▶ [What the task asks]
Using the data beneath, show every line that includes the word "لعدم".

▶ [Record list]

━━━━━━━━━━━━━━━━━━━━

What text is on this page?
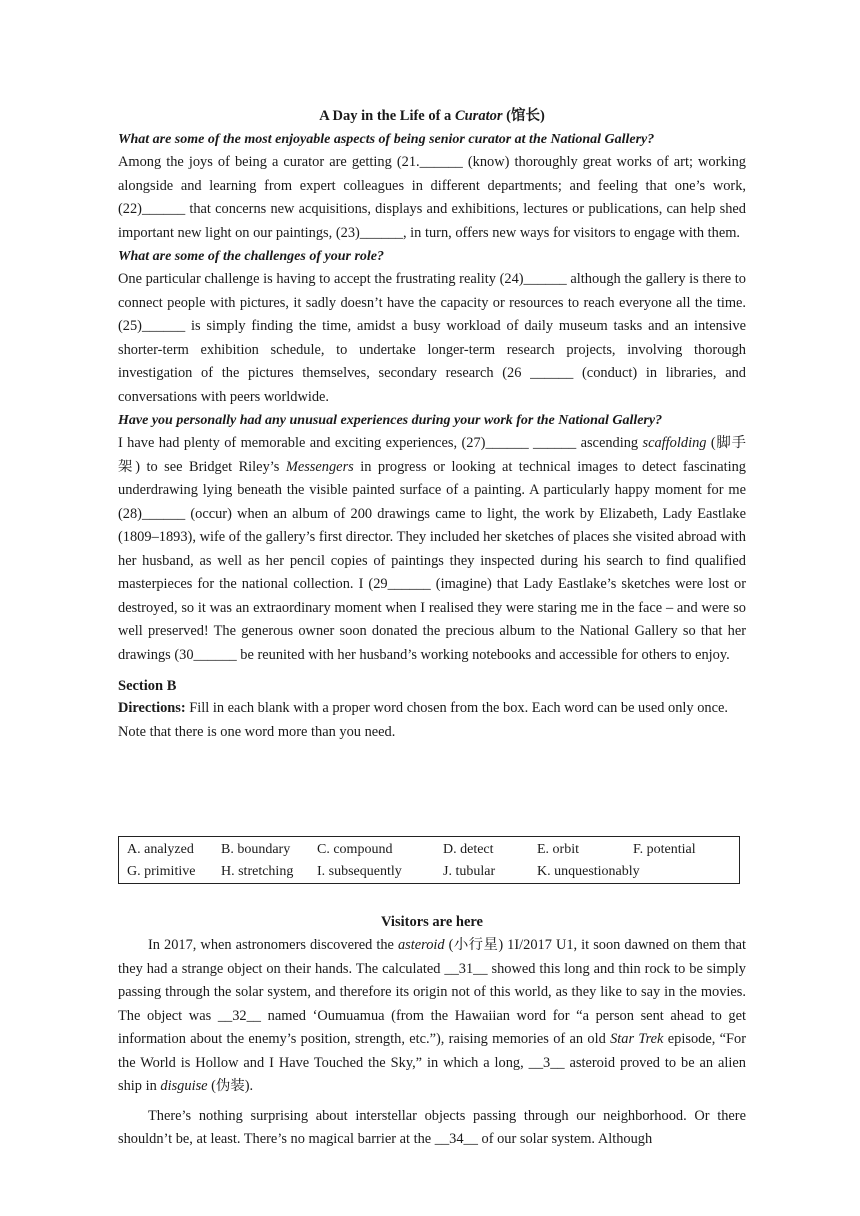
A Day in the Life of a Curator (馆长)

What are some of the most enjoyable aspects of being senior curator at the National Gallery?

Among the joys of being a curator are getting (21.______ (know) thoroughly great works of art; working alongside and learning from expert colleagues in different departments; and feeling that one’s work, (22)______ that concerns new acquisitions, displays and exhibitions, lectures or publications, can help shed important new light on our paintings, (23)______, in turn, offers new ways for visitors to engage with them.

What are some of the challenges of your role?

One particular challenge is having to accept the frustrating reality (24)______ although the gallery is there to connect people with pictures, it sadly doesn’t have the capacity or resources to reach everyone all the time. (25)______ is simply finding the time, amidst a busy workload of daily museum tasks and an intensive shorter-term exhibition schedule, to undertake longer-term research projects, involving thorough investigation of the pictures themselves, secondary research (26 ______ (conduct) in libraries, and conversations with peers worldwide.

Have you personally had any unusual experiences during your work for the National Gallery?

I have had plenty of memorable and exciting experiences, (27)______ ______ ascending scaffolding (脚手架) to see Bridget Riley’s Messengers in progress or looking at technical images to detect fascinating underdrawing lying beneath the visible painted surface of a painting. A particularly happy moment for me (28)______ (occur) when an album of 200 drawings came to light, the work by Elizabeth, Lady Eastlake (1809–1893), wife of the gallery’s first director. They included her sketches of places she visited abroad with her husband, as well as her pencil copies of paintings they inspected during his search to find qualified masterpieces for the national collection. I (29______ (imagine) that Lady Eastlake’s sketches were lost or destroyed, so it was an extraordinary moment when I realised they were staring me in the face – and were so well preserved! The generous owner soon donated the precious album to the National Gallery so that her drawings (30______ be reunited with her husband’s working notebooks and accessible for others to enjoy.

Section B

Directions: Fill in each blank with a proper word chosen from the box. Each word can be used only once. Note that there is one word more than you need.

A. analyzed B. boundary C. compound	D. detect	E. orbit	F. potential
G. primitive H. stretching I. subsequently	J. tubular	K. unquestionably
Visitors are here

In 2017, when astronomers discovered the asteroid (小行星) 1I/2017 U1, it soon dawned on them that they had a strange object on their hands. The calculated __31__ showed this long and thin rock to be simply passing through the solar system, and therefore its origin not of this world, as they like to say in the movies. The object was __32__ named ‘Oumuamua (from the Hawaiian word for “a person sent ahead to get information about the enemy’s position, strength, etc.”), raising memories of an old Star Trek episode, “For the World is Hollow and I Have Touched the Sky,” in which a long, __3__ asteroid proved to be an alien ship in disguise (伪装).

There’s nothing surprising about interstellar objects passing through our neighborhood. Or there shouldn’t be, at least. There’s no magical barrier at the __34__ of our solar system. Although
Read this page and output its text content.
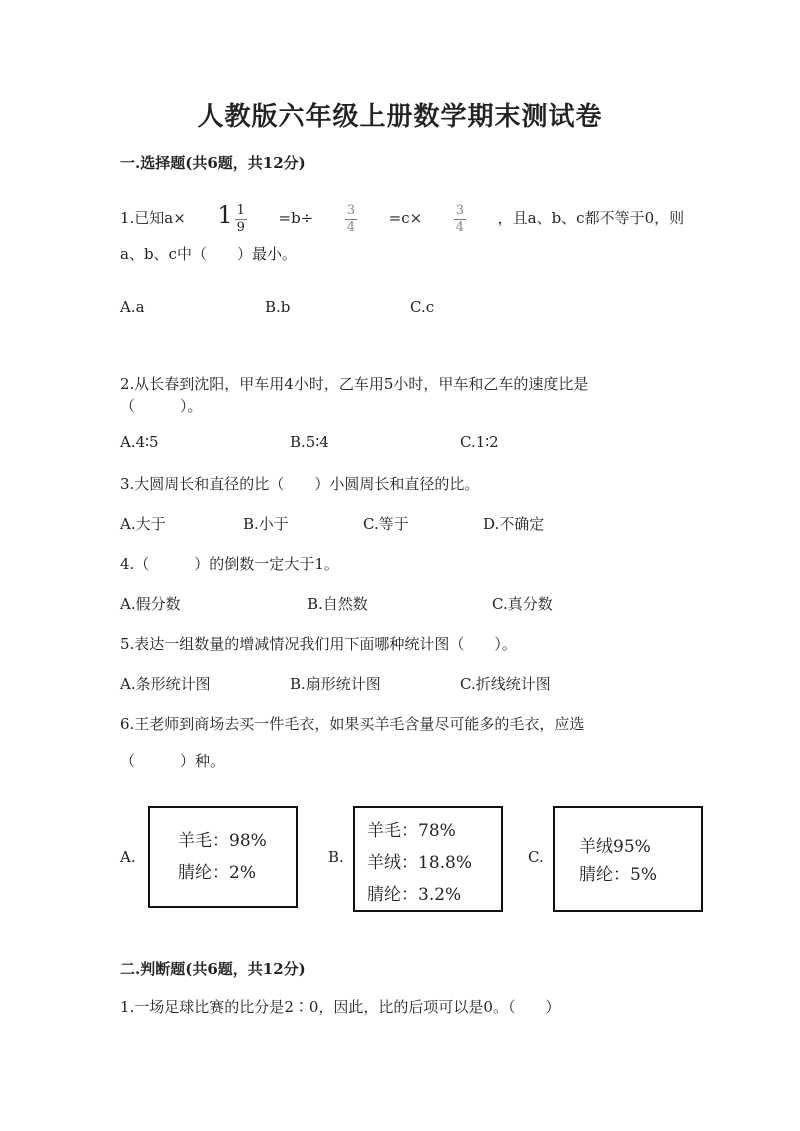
人教版六年级上册数学期末测试卷
一.选择题(共6题，共12分)
1.已知$a\times 1 \frac{1}{9} =b\div \frac{3}{4} =c\times \frac{3}{4}$ ，且a、b、c都不等于0，则
a、b、c中（　　）最小。
A.a	B.b	C.c
2.从长春到沈阳，甲车用4小时，乙车用5小时，甲车和乙车的速度比是
（　　　）。
A.4∶5	B.5∶4	C.1∶2
3.大圆周长和直径的比（　　）小圆周长和直径的比。
A.大于	B.小于	C.等于	D.不确定
4.（　　　）的倒数一定大于1。
A.假分数	B.自然数	C.真分数
5.表达一组数量的增减情况我们用下面哪种统计图（　　）。
A.条形统计图	B.扇形统计图	C.折线统计图
6.王老师到商场去买一件毛衣，如果买羊毛含量尽可能多的毛衣，应选
（　　　）种。
A.
羊毛：98%
腈纶：2%
B.
羊毛：78%
羊绒：18.8%
腈纶：3.2%
C. 羊绒95%
腈纶：5%
二.判断题(共6题，共12分)
1.一场足球比赛的比分是2∶0，因此，比的后项可以是0。（　　）
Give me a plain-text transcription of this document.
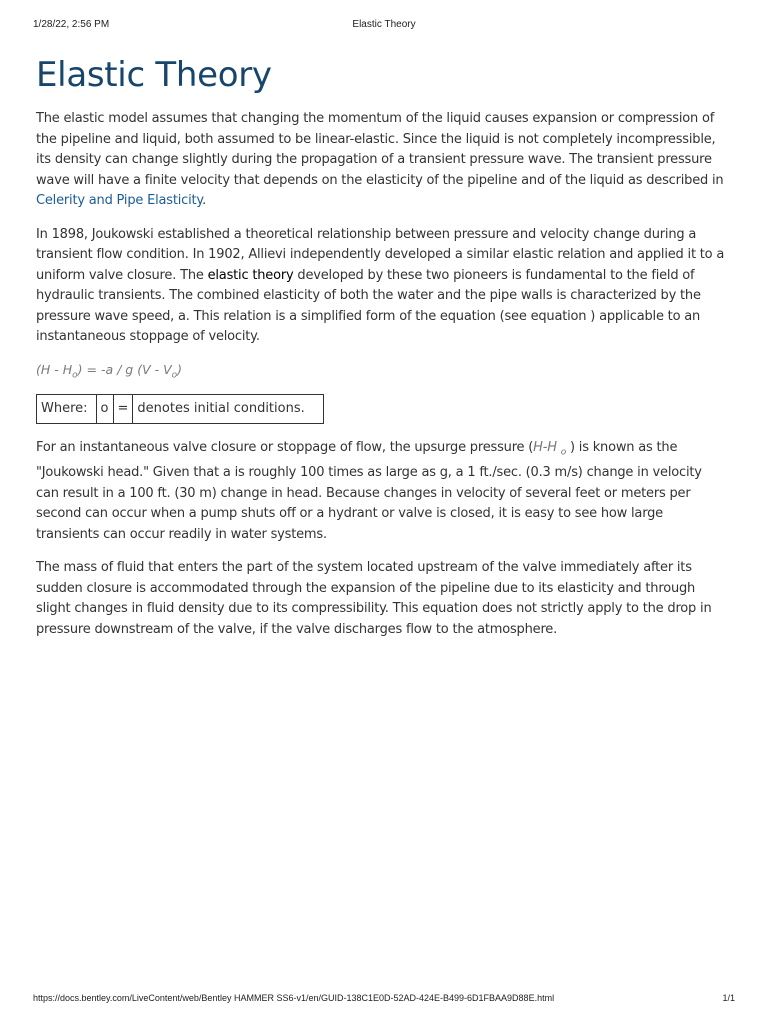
1/28/22, 2:56 PM	Elastic Theory
Elastic Theory

The elastic model assumes that changing the momentum of the liquid causes expansion or compression of the pipeline and liquid, both assumed to be linear-elastic. Since the liquid is not completely incompressible, its density can change slightly during the propagation of a transient pressure wave. The transient pressure wave will have a finite velocity that depends on the elasticity of the pipeline and of the liquid as described in Celerity and Pipe Elasticity.

In 1898, Joukowski established a theoretical relationship between pressure and velocity change during a transient flow condition. In 1902, Allievi independently developed a similar elastic relation and applied it to a uniform valve closure. The elastic theory developed by these two pioneers is fundamental to the field of hydraulic transients. The combined elasticity of both the water and the pipe walls is characterized by the pressure wave speed, a. This relation is a simplified form of the equation (see equation ) applicable to an instantaneous stoppage of velocity.

$(H - H_o) = -a / g$ $(V - V_o)$
Where:	o	=	denotes initial conditions.

For an instantaneous valve closure or stoppage of flow, the upsurge pressure (H-H $_o$ ) is known as the "Joukowski head." Given that a is roughly 100 times as large as g, a 1 ft./sec. (0.3 m/s) change in velocity can result in a 100 ft. (30 m) change in head. Because changes in velocity of several feet or meters per second can occur when a pump shuts off or a hydrant or valve is closed, it is easy to see how large transients can occur readily in water systems.

The mass of fluid that enters the part of the system located upstream of the valve immediately after its sudden closure is accommodated through the expansion of the pipeline due to its elasticity and through slight changes in fluid density due to its compressibility. This equation does not strictly apply to the drop in pressure downstream of the valve, if the valve discharges flow to the atmosphere.

https://docs.bentley.com/LiveContent/web/Bentley HAMMER SS6-v1/en/GUID-138C1E0D-52AD-424E-B499-6D1FBAA9D88E.html	1/1
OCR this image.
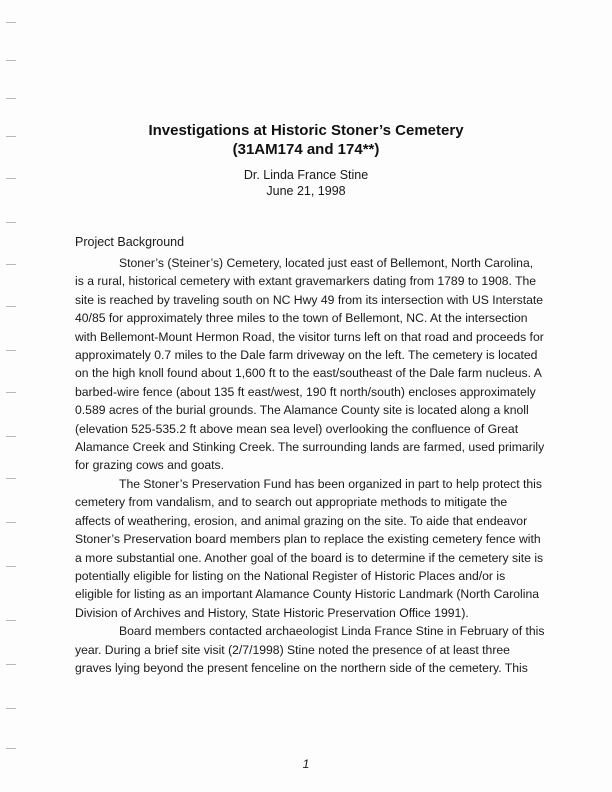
Investigations at Historic Stoner’s Cemetery

(31AM174 and 174**)

Dr. Linda France Stine

June 21, 1998

Project Background

Stoner’s (Steiner’s) Cemetery, located just east of Bellemont, North Carolina, is a rural, historical cemetery with extant gravemarkers dating from 1789 to 1908. The site is reached by traveling south on NC Hwy 49 from its intersection with US Interstate 40/85 for approximately three miles to the town of Bellemont, NC. At the intersection with Bellemont-Mount Hermon Road, the visitor turns left on that road and proceeds for approximately 0.7 miles to the Dale farm driveway on the left. The cemetery is located on the high knoll found about 1,600 ft to the east/southeast of the Dale farm nucleus. A barbed-wire fence (about 135 ft east/west, 190 ft north/south) encloses approximately 0.589 acres of the burial grounds. The Alamance County site is located along a knoll (elevation 525-535.2 ft above mean sea level) overlooking the confluence of Great Alamance Creek and Stinking Creek. The surrounding lands are farmed, used primarily for grazing cows and goats.

The Stoner’s Preservation Fund has been organized in part to help protect this cemetery from vandalism, and to search out appropriate methods to mitigate the affects of weathering, erosion, and animal grazing on the site. To aide that endeavor Stoner’s Preservation board members plan to replace the existing cemetery fence with a more substantial one. Another goal of the board is to determine if the cemetery site is potentially eligible for listing on the National Register of Historic Places and/or is eligible for listing as an important Alamance County Historic Landmark (North Carolina Division of Archives and History, State Historic Preservation Office 1991).

Board members contacted archaeologist Linda France Stine in February of this year. During a brief site visit (2/7/1998) Stine noted the presence of at least three graves lying beyond the present fenceline on the northern side of the cemetery. This

1
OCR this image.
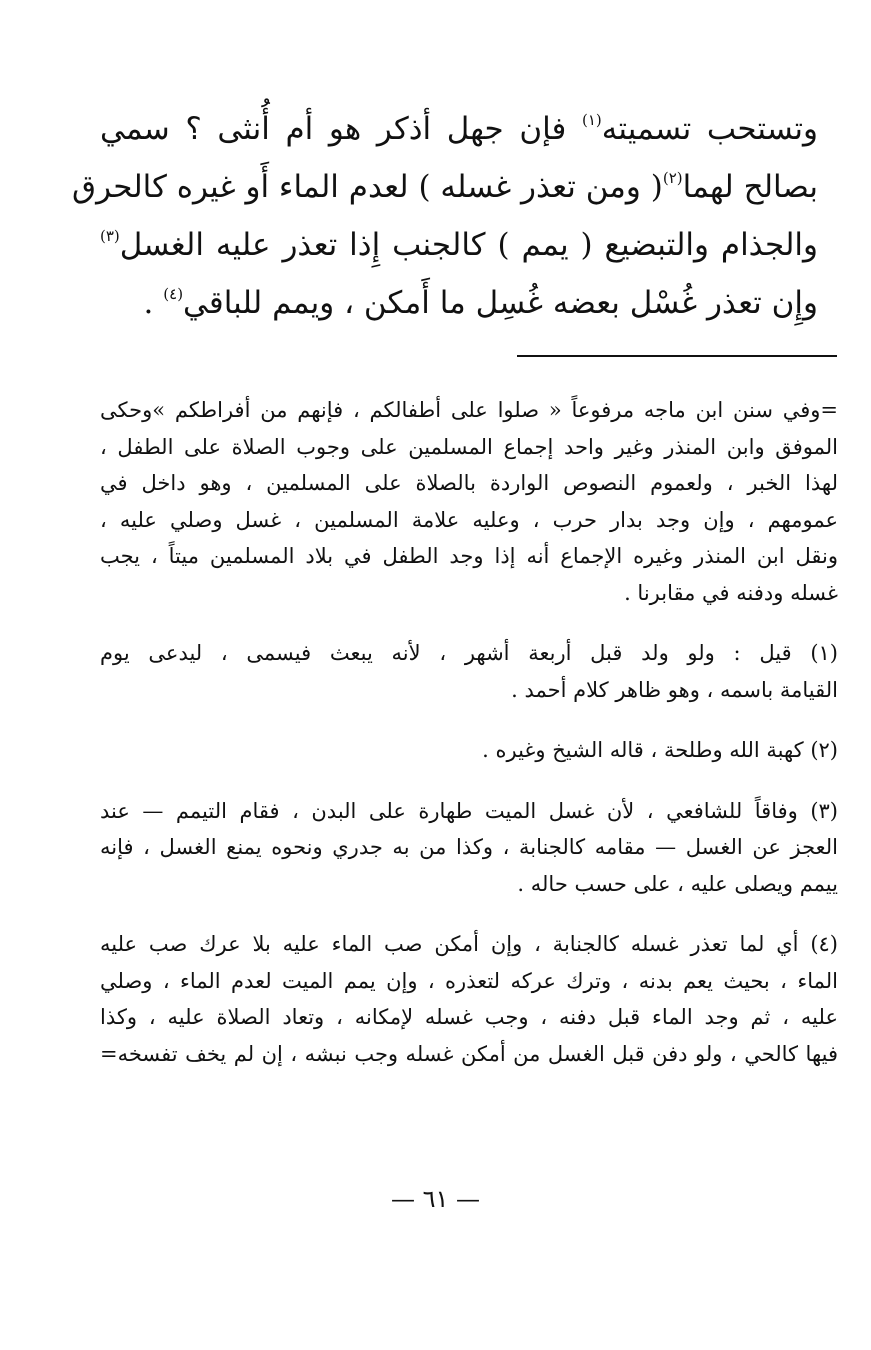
وتستحب تسميته$^{(١)}$ فإن جهل أذكر هو أم أُنثى ؟ سمي
بصالح لهما$^{(٢)}$( ومن تعذر غسله ) لعدم الماء أَو غيره كالحرق
والجذام والتبضيع ( يمم ) كالجنب إِذا تعذر عليه الغسل$^{(٣)}$
وإِن تعذر غُسْل بعضه غُسِل ما أَمكن ، ويمم للباقي$^{(٤)}$ .
=وفي سنن ابن ماجه مرفوعاً « صلوا على أطفالكم ، فإنهم من أفراطكم »وحكى
الموفق وابن المنذر وغير واحد إجماع المسلمين على وجوب الصلاة على الطفل ،
لهذا الخبر ، ولعموم النصوص الواردة بالصلاة على المسلمين ، وهو داخل في
عمومهم ، وإن وجد بدار حرب ، وعليه علامة المسلمين ، غسل وصلي عليه ،
ونقل ابن المنذر وغيره الإجماع أنه إذا وجد الطفل في بلاد المسلمين ميتاً ، يجب
غسله ودفنه في مقابرنا .
(١) قيل : ولو ولد قبل أربعة أشهر ، لأنه يبعث فيسمى ، ليدعى يوم
القيامة باسمه ، وهو ظاهر كلام أحمد .
(٢) كهبة الله وطلحة ، قاله الشيخ وغيره .
(٣) وفاقاً للشافعي ، لأن غسل الميت طهارة على البدن ، فقام التيمم — عند
العجز عن الغسل — مقامه كالجنابة ، وكذا من به جدري ونحوه يمنع الغسل ، فإنه
ييمم ويصلى عليه ، على حسب حاله .
(٤) أي لما تعذر غسله كالجنابة ، وإن أمكن صب الماء عليه بلا عرك صب عليه
الماء ، بحيث يعم بدنه ، وترك عركه لتعذره ، وإن يمم الميت لعدم الماء ، وصلي
عليه ، ثم وجد الماء قبل دفنه ، وجب غسله لإمكانه ، وتعاد الصلاة عليه ، وكذا
فيها كالحي ، ولو دفن قبل الغسل من أمكن غسله وجب نبشه ، إن لم يخف تفسخه=
— ٦١ —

━━━━━━━━━━━━━━━━━━━━

▶ [Full response]
بصالح لهما$^{(٢)}$( ومن تعذر غسله ) لعدم الماء أَو غيره كالحرق
الماء ، بحيث يعم بدنه ، وترك عركه لتعذره ، وإن يمم الميت لعدم الماء ، وصلي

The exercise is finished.